What the task asks:
Copy each line containing the word "color" from the records that follow, please.

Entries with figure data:
>> START
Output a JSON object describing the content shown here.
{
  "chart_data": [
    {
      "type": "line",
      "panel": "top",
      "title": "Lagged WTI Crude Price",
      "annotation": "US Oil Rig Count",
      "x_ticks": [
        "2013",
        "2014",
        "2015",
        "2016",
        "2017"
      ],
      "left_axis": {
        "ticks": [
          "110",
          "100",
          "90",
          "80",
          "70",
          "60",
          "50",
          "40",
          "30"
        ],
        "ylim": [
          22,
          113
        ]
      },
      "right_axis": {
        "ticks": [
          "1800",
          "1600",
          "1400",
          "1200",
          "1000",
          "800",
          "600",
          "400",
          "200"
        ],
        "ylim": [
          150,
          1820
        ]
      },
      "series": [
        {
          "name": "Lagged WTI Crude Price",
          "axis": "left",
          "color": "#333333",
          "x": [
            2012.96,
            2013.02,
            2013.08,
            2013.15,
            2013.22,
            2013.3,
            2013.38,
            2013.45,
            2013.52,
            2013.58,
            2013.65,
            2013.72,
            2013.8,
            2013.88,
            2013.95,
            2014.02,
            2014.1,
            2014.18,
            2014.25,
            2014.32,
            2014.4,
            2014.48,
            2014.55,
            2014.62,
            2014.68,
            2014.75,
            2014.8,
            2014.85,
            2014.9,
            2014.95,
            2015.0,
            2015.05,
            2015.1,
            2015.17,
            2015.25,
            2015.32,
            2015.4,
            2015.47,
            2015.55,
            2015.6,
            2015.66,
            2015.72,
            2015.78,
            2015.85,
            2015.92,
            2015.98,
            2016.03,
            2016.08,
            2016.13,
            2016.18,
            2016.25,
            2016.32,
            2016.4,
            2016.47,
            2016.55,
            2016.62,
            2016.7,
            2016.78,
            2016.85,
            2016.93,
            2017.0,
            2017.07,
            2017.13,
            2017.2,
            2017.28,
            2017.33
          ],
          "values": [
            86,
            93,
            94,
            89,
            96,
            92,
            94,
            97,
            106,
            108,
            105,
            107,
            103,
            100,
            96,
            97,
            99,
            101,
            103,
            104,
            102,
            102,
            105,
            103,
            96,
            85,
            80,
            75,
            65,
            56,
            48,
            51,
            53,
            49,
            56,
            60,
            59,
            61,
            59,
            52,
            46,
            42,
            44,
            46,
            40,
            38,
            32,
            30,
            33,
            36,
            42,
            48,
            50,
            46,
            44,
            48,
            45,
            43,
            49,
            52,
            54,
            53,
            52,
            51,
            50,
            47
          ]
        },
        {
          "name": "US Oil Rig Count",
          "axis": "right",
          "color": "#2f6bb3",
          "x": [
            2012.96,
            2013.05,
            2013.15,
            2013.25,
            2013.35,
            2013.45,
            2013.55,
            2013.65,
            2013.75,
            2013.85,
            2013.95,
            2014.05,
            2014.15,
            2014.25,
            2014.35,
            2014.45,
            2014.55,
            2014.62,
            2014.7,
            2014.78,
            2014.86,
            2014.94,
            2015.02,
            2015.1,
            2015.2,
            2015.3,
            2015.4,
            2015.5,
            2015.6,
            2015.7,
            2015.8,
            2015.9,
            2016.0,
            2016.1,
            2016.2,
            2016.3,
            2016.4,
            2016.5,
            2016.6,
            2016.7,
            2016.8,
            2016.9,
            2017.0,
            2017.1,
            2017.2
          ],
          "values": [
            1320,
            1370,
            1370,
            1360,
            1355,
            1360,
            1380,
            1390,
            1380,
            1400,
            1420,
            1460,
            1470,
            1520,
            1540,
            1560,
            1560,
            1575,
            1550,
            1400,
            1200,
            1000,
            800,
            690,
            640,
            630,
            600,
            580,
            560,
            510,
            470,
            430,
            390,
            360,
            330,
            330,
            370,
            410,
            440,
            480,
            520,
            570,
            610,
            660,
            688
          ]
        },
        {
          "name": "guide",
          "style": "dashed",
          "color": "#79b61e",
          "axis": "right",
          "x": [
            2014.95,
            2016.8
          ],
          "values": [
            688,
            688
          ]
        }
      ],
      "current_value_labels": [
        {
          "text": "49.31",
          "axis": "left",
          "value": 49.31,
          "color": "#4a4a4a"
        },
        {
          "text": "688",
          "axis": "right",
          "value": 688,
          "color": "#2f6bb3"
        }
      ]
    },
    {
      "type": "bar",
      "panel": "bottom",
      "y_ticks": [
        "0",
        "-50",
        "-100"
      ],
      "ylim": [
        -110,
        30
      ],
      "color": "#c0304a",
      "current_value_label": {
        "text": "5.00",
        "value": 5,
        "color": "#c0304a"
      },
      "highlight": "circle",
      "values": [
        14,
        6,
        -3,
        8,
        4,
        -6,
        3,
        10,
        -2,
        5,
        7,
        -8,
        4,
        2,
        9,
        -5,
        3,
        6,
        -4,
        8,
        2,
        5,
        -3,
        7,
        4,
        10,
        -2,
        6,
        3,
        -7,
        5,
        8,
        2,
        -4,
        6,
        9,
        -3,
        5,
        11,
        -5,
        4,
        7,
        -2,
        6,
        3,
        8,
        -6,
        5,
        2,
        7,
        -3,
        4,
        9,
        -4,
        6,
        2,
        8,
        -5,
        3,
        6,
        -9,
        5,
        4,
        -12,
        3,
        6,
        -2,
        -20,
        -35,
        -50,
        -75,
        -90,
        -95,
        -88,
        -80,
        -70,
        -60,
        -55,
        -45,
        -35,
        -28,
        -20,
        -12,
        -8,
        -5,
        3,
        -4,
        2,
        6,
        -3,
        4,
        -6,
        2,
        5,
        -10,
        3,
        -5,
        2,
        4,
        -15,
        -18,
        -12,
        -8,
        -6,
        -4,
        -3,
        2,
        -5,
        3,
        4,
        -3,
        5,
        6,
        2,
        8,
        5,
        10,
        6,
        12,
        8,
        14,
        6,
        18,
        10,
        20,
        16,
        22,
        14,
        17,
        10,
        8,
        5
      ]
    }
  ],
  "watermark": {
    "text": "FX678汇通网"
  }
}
>> END
Complete output:
          "color": "#333333",
          "color": "#2f6bb3",
          "color": "#79b61e",
          "color": "#4a4a4a"
          "color": "#2f6bb3"
      "color": "#c0304a",
        "color": "#c0304a"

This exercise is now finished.